*What is expected:* Print the entries that appear below, exactly as written and without their pictures.

*Information provided:*
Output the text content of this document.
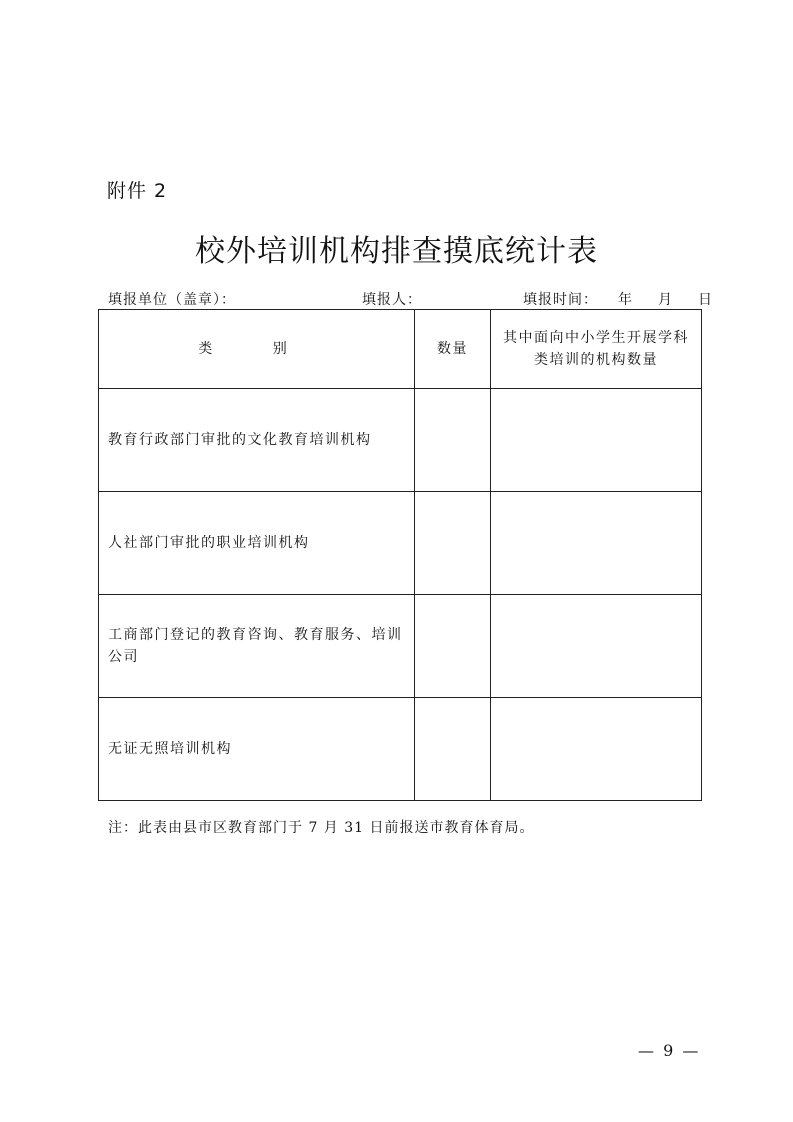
附件 2
校外培训机构排查摸底统计表
填报单位（盖章）：	填报人：	填报时间： 年 月 日
类 别	数量	其中面向中小学生开展学科类培训的机构数量
教育行政部门审批的文化教育培训机构		
人社部门审批的职业培训机构		
工商部门登记的教育咨询、教育服务、培训公司		
无证无照培训机构		
注：此表由县市区教育部门于 7 月 31 日前报送市教育体育局。
— 9 —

*Worked solution:*
Output the text content of this document.
附件 2
校外培训机构排查摸底统计表
填报单位（盖章）：	填报人：	填报时间： 年 月 日
类 别	数量	其中面向中小学生开展学科类培训的机构数量
教育行政部门审批的文化教育培训机构		
人社部门审批的职业培训机构		
工商部门登记的教育咨询、教育服务、培训公司		
无证无照培训机构		
注：此表由县市区教育部门于 7 月 31 日前报送市教育体育局。
— 9 —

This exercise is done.